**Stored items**
▼
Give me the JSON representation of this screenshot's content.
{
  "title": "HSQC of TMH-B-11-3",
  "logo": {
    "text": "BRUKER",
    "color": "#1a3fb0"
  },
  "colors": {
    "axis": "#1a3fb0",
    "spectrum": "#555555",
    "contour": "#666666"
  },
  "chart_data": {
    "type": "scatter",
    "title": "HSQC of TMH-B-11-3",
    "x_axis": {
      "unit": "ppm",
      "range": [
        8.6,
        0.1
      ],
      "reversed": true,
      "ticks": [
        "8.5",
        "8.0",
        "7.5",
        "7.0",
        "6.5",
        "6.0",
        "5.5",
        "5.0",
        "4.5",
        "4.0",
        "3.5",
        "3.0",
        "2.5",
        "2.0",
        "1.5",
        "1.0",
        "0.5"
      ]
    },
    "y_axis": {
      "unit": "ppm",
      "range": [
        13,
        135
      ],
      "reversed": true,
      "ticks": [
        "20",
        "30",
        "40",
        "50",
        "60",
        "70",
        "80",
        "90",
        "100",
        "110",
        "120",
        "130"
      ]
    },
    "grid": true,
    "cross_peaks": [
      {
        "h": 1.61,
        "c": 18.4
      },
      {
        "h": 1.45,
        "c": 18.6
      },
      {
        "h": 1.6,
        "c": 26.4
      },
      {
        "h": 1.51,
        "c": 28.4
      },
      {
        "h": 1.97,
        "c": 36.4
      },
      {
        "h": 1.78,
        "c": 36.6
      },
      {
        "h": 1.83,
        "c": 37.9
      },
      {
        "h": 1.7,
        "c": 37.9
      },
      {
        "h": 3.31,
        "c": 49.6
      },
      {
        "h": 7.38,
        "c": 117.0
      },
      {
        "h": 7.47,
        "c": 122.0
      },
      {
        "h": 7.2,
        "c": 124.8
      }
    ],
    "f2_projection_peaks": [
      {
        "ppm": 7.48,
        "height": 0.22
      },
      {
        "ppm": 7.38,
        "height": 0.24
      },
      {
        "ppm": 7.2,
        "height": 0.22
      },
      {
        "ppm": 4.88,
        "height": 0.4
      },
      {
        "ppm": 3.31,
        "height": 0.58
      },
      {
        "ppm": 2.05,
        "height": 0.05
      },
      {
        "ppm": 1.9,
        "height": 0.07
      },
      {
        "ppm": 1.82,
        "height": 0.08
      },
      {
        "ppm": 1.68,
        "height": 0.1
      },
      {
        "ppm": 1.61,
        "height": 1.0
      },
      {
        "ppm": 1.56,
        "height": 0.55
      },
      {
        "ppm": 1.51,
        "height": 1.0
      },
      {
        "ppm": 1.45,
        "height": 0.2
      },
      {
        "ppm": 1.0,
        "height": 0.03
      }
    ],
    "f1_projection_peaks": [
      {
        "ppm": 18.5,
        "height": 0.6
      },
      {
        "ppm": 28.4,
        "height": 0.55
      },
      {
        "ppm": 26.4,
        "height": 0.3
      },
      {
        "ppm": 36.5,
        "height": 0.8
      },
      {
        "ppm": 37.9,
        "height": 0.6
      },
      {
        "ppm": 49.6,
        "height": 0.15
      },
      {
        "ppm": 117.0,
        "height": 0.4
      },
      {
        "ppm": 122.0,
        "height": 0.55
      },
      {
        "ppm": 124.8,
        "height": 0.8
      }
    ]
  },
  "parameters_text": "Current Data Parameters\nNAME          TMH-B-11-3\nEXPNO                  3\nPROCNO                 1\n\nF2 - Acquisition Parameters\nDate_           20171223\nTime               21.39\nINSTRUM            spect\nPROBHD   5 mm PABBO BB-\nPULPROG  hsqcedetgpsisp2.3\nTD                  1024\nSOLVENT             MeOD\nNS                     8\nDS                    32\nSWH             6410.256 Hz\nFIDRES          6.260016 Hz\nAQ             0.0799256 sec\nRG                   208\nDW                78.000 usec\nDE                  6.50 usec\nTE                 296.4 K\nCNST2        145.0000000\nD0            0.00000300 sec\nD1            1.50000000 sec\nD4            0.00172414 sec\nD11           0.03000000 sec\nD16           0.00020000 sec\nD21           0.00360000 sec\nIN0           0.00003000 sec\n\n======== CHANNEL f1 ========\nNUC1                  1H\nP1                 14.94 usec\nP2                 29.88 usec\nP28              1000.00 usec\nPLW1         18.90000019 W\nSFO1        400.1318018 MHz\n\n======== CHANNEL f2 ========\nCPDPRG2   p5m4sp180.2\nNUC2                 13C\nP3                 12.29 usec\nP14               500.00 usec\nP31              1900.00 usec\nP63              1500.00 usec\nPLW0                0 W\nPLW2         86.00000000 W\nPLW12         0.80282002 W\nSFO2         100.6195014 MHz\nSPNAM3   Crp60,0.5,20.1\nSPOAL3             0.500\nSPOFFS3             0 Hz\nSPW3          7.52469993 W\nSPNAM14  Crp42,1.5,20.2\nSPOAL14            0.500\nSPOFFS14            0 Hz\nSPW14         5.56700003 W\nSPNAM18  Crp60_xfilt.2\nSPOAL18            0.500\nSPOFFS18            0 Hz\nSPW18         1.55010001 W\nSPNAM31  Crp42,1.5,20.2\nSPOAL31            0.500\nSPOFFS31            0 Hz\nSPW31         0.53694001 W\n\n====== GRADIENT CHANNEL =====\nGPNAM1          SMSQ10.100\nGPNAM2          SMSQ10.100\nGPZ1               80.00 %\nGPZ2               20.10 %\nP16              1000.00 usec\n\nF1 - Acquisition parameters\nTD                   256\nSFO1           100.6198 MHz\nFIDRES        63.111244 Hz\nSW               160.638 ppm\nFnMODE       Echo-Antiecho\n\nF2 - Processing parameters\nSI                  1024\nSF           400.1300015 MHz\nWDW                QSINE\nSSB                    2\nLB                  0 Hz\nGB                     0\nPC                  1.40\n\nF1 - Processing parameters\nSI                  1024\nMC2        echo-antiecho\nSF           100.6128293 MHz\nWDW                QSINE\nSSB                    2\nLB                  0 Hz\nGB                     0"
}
▲
**Problem requirements**
Every line above should be written out again exactly as it stands.

**Problem solution**
Give me the JSON representation of this screenshot's content.
{
  "title": "HSQC of TMH-B-11-3",
  "logo": {
    "text": "BRUKER",
    "color": "#1a3fb0"
  },
  "colors": {
    "axis": "#1a3fb0",
    "spectrum": "#555555",
    "contour": "#666666"
  },
  "chart_data": {
    "type": "scatter",
    "title": "HSQC of TMH-B-11-3",
    "x_axis": {
      "unit": "ppm",
      "range": [
        8.6,
        0.1
      ],
      "reversed": true,
      "ticks": [
        "8.5",
        "8.0",
        "7.5",
        "7.0",
        "6.5",
        "6.0",
        "5.5",
        "5.0",
        "4.5",
        "4.0",
        "3.5",
        "3.0",
        "2.5",
        "2.0",
        "1.5",
        "1.0",
        "0.5"
      ]
    },
    "y_axis": {
      "unit": "ppm",
      "range": [
        13,
        135
      ],
      "reversed": true,
      "ticks": [
        "20",
        "30",
        "40",
        "50",
        "60",
        "70",
        "80",
        "90",
        "100",
        "110",
        "120",
        "130"
      ]
    },
    "grid": true,
    "cross_peaks": [
      {
        "h": 1.61,
        "c": 18.4
      },
      {
        "h": 1.45,
        "c": 18.6
      },
      {
        "h": 1.6,
        "c": 26.4
      },
      {
        "h": 1.51,
        "c": 28.4
      },
      {
        "h": 1.97,
        "c": 36.4
      },
      {
        "h": 1.78,
        "c": 36.6
      },
      {
        "h": 1.83,
        "c": 37.9
      },
      {
        "h": 1.7,
        "c": 37.9
      },
      {
        "h": 3.31,
        "c": 49.6
      },
      {
        "h": 7.38,
        "c": 117.0
      },
      {
        "h": 7.47,
        "c": 122.0
      },
      {
        "h": 7.2,
        "c": 124.8
      }
    ],
    "f2_projection_peaks": [
      {
        "ppm": 7.48,
        "height": 0.22
      },
      {
        "ppm": 7.38,
        "height": 0.24
      },
      {
        "ppm": 7.2,
        "height": 0.22
      },
      {
        "ppm": 4.88,
        "height": 0.4
      },
      {
        "ppm": 3.31,
        "height": 0.58
      },
      {
        "ppm": 2.05,
        "height": 0.05
      },
      {
        "ppm": 1.9,
        "height": 0.07
      },
      {
        "ppm": 1.82,
        "height": 0.08
      },
      {
        "ppm": 1.68,
        "height": 0.1
      },
      {
        "ppm": 1.61,
        "height": 1.0
      },
      {
        "ppm": 1.56,
        "height": 0.55
      },
      {
        "ppm": 1.51,
        "height": 1.0
      },
      {
        "ppm": 1.45,
        "height": 0.2
      },
      {
        "ppm": 1.0,
        "height": 0.03
      }
    ],
    "f1_projection_peaks": [
      {
        "ppm": 18.5,
        "height": 0.6
      },
      {
        "ppm": 28.4,
        "height": 0.55
      },
      {
        "ppm": 26.4,
        "height": 0.3
      },
      {
        "ppm": 36.5,
        "height": 0.8
      },
      {
        "ppm": 37.9,
        "height": 0.6
      },
      {
        "ppm": 49.6,
        "height": 0.15
      },
      {
        "ppm": 117.0,
        "height": 0.4
      },
      {
        "ppm": 122.0,
        "height": 0.55
      },
      {
        "ppm": 124.8,
        "height": 0.8
      }
    ]
  },
  "parameters_text": "Current Data Parameters\nNAME          TMH-B-11-3\nEXPNO                  3\nPROCNO                 1\n\nF2 - Acquisition Parameters\nDate_           20171223\nTime               21.39\nINSTRUM            spect\nPROBHD   5 mm PABBO BB-\nPULPROG  hsqcedetgpsisp2.3\nTD                  1024\nSOLVENT             MeOD\nNS                     8\nDS                    32\nSWH             6410.256 Hz\nFIDRES          6.260016 Hz\nAQ             0.0799256 sec\nRG                   208\nDW                78.000 usec\nDE                  6.50 usec\nTE                 296.4 K\nCNST2        145.0000000\nD0            0.00000300 sec\nD1            1.50000000 sec\nD4            0.00172414 sec\nD11           0.03000000 sec\nD16           0.00020000 sec\nD21           0.00360000 sec\nIN0           0.00003000 sec\n\n======== CHANNEL f1 ========\nNUC1                  1H\nP1                 14.94 usec\nP2                 29.88 usec\nP28              1000.00 usec\nPLW1         18.90000019 W\nSFO1        400.1318018 MHz\n\n======== CHANNEL f2 ========\nCPDPRG2   p5m4sp180.2\nNUC2                 13C\nP3                 12.29 usec\nP14               500.00 usec\nP31              1900.00 usec\nP63              1500.00 usec\nPLW0                0 W\nPLW2         86.00000000 W\nPLW12         0.80282002 W\nSFO2         100.6195014 MHz\nSPNAM3   Crp60,0.5,20.1\nSPOAL3             0.500\nSPOFFS3             0 Hz\nSPW3          7.52469993 W\nSPNAM14  Crp42,1.5,20.2\nSPOAL14            0.500\nSPOFFS14            0 Hz\nSPW14         5.56700003 W\nSPNAM18  Crp60_xfilt.2\nSPOAL18            0.500\nSPOFFS18            0 Hz\nSPW18         1.55010001 W\nSPNAM31  Crp42,1.5,20.2\nSPOAL31            0.500\nSPOFFS31            0 Hz\nSPW31         0.53694001 W\n\n====== GRADIENT CHANNEL =====\nGPNAM1          SMSQ10.100\nGPNAM2          SMSQ10.100\nGPZ1               80.00 %\nGPZ2               20.10 %\nP16              1000.00 usec\n\nF1 - Acquisition parameters\nTD                   256\nSFO1           100.6198 MHz\nFIDRES        63.111244 Hz\nSW               160.638 ppm\nFnMODE       Echo-Antiecho\n\nF2 - Processing parameters\nSI                  1024\nSF           400.1300015 MHz\nWDW                QSINE\nSSB                    2\nLB                  0 Hz\nGB                     0\nPC                  1.40\n\nF1 - Processing parameters\nSI                  1024\nMC2        echo-antiecho\nSF           100.6128293 MHz\nWDW                QSINE\nSSB                    2\nLB                  0 Hz\nGB                     0"
}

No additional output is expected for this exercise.